● EXERCISE DETAILS
For this exercise, copy out each line of the material below that includes "value".

— Begin TASK DATA —

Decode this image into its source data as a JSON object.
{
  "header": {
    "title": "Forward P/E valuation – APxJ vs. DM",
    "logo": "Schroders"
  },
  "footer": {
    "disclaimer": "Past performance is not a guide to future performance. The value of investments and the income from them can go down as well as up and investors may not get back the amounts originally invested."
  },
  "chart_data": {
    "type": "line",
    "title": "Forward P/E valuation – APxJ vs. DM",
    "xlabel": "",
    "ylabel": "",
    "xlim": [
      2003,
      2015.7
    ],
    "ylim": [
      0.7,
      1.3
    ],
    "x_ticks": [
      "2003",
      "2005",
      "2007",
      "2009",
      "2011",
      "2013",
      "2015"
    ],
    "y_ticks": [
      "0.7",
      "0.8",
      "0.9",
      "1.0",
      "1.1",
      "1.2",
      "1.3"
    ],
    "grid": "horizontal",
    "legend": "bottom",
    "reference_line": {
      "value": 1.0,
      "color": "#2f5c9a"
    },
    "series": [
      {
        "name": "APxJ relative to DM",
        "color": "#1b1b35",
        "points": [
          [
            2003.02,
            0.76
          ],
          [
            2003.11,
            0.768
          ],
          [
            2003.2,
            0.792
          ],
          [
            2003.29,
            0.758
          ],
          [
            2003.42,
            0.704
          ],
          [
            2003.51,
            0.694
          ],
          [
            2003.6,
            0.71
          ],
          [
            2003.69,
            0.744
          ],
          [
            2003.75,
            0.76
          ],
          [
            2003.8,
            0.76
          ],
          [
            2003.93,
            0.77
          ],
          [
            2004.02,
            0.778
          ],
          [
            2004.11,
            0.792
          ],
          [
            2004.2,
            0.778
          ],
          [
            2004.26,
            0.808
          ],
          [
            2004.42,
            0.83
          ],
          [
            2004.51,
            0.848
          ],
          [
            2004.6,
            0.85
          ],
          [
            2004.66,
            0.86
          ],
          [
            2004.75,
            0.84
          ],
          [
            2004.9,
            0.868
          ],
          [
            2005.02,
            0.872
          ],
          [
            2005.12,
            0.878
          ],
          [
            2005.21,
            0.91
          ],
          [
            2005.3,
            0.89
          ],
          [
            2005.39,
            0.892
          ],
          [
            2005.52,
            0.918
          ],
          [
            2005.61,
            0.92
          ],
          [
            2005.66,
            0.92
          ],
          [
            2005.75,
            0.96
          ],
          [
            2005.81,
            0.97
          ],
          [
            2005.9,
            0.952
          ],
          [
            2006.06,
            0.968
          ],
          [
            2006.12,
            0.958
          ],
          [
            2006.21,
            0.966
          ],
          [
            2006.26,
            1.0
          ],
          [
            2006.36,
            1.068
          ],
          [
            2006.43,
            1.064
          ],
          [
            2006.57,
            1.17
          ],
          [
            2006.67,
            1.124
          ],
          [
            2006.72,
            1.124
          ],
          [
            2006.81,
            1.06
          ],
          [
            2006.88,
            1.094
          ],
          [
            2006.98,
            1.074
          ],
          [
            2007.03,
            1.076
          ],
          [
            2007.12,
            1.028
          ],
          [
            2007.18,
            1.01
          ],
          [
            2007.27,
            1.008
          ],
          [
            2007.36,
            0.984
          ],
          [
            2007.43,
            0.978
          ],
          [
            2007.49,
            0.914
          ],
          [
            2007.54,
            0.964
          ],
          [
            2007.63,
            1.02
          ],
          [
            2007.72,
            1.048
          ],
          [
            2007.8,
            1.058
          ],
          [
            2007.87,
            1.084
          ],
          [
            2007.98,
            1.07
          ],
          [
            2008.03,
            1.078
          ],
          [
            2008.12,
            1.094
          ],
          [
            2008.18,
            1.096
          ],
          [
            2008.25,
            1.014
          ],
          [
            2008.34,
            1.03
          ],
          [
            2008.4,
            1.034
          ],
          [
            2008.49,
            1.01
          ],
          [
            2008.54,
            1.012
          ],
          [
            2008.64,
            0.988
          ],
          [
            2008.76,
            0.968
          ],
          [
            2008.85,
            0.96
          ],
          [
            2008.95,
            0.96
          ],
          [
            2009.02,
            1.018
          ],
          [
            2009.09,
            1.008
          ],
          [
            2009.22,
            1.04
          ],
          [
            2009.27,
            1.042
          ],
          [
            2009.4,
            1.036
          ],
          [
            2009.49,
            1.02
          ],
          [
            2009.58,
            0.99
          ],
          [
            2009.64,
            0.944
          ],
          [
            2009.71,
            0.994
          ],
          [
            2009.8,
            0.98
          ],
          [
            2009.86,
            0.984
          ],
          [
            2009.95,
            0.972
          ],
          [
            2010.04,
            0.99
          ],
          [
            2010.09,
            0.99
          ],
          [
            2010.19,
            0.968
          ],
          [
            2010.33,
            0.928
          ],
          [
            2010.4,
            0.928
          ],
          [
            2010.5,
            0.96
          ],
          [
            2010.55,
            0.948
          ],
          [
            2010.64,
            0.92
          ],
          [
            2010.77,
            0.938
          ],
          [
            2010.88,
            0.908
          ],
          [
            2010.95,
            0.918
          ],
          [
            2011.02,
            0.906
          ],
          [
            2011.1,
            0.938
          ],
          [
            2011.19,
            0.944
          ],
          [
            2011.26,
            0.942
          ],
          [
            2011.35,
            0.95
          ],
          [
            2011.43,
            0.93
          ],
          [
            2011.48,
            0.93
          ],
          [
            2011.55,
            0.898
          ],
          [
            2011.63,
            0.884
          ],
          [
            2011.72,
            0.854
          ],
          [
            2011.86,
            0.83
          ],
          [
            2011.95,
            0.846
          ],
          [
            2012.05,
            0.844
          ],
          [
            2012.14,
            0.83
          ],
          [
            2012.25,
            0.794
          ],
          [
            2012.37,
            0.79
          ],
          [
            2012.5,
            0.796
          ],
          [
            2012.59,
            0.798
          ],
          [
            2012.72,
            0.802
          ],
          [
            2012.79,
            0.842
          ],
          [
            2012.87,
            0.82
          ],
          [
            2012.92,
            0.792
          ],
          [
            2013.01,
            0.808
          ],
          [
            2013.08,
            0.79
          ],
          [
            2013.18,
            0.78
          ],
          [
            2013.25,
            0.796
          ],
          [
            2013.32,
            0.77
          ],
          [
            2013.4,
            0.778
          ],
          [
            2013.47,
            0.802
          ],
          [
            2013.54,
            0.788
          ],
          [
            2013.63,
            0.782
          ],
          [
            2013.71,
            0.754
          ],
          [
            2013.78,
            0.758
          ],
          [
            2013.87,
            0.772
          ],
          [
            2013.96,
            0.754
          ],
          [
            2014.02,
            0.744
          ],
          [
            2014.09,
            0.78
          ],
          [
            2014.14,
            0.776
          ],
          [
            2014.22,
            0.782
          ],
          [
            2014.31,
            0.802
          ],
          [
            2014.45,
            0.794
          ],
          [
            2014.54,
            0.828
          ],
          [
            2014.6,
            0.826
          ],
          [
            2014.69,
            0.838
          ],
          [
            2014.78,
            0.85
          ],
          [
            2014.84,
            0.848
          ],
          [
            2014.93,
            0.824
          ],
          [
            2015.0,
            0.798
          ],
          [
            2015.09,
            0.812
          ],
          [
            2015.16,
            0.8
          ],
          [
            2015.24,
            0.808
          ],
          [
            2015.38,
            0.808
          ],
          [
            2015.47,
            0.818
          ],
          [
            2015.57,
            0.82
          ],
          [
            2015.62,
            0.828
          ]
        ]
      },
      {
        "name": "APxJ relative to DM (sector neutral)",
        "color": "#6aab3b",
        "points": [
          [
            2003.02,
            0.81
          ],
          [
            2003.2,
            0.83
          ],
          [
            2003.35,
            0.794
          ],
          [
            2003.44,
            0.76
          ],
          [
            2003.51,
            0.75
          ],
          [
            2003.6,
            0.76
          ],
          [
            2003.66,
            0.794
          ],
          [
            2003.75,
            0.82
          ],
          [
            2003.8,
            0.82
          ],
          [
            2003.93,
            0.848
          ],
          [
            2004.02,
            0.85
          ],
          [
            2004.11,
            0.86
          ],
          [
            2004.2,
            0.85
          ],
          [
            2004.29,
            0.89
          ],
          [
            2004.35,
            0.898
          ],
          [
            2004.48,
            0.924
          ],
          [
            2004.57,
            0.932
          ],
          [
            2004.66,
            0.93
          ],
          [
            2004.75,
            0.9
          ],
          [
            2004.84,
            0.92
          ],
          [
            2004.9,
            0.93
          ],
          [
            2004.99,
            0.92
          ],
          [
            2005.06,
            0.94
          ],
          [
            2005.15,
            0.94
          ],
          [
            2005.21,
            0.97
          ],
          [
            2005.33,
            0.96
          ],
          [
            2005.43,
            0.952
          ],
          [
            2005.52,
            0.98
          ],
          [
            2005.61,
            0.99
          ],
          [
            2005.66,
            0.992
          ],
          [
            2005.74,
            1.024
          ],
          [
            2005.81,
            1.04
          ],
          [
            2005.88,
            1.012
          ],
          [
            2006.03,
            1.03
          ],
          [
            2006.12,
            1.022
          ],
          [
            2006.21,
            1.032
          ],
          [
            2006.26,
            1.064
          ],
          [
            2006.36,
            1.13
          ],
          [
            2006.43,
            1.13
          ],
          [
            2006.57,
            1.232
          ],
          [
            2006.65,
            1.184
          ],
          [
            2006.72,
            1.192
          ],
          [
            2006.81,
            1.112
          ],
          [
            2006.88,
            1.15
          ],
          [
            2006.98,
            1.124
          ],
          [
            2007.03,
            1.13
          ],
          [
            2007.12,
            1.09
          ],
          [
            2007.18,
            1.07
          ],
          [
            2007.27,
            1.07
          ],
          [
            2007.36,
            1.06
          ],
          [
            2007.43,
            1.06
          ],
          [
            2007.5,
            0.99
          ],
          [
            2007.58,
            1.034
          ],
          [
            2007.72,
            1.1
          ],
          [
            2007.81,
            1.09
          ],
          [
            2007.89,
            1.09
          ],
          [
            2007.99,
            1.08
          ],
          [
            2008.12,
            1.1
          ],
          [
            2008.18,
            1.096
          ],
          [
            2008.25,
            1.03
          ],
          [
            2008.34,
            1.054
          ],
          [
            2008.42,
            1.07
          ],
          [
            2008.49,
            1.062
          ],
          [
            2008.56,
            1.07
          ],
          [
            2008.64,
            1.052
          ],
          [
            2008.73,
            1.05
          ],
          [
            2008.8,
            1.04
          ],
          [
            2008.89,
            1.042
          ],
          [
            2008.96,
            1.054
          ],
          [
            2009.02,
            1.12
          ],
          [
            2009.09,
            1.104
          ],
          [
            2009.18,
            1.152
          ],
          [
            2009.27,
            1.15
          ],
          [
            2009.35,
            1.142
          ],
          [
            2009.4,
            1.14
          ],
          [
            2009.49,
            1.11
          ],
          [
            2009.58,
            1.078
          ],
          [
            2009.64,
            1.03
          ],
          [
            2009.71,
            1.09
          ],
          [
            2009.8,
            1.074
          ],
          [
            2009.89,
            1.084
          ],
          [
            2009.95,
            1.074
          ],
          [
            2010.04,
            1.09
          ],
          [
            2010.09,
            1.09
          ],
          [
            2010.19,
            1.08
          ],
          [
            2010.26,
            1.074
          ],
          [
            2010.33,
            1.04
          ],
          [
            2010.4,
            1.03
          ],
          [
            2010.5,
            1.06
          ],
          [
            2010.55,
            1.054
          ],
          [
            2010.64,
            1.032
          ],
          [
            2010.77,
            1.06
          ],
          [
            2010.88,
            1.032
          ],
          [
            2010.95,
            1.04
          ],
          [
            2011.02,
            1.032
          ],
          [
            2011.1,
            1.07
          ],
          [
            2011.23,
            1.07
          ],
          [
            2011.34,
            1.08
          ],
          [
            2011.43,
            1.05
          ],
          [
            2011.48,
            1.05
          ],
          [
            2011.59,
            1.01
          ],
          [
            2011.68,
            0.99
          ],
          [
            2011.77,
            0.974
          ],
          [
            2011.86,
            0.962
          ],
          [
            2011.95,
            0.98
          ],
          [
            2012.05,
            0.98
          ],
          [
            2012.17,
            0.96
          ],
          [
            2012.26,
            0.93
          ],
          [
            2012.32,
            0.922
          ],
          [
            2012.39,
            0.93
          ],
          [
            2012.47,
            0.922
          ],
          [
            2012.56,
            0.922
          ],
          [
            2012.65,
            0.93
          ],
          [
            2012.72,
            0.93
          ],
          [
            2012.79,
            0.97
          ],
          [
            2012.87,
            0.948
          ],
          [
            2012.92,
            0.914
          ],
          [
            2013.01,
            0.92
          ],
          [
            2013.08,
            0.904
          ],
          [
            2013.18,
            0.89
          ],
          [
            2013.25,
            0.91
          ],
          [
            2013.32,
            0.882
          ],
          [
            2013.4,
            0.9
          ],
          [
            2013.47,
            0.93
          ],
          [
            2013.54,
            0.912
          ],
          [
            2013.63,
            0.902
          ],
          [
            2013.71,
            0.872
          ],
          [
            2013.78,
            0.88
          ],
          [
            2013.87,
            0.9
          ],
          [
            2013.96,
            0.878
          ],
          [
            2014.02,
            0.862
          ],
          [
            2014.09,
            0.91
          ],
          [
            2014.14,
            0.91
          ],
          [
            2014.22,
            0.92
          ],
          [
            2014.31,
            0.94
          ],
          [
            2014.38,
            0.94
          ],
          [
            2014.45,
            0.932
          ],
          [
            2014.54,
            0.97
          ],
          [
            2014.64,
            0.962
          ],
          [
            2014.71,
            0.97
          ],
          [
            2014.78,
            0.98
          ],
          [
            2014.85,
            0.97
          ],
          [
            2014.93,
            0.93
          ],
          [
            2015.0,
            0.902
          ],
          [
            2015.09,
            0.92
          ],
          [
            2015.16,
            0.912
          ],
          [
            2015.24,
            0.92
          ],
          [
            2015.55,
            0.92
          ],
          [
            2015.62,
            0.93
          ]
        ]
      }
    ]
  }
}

— End TASK DATA —

● SOLUTION TO THIS EXERCISE
    "disclaimer": "Past performance is not a guide to future performance. The value of investments and the income from them can go down as well as up and investors may not get back the amounts originally invested."
      "value": 1.0,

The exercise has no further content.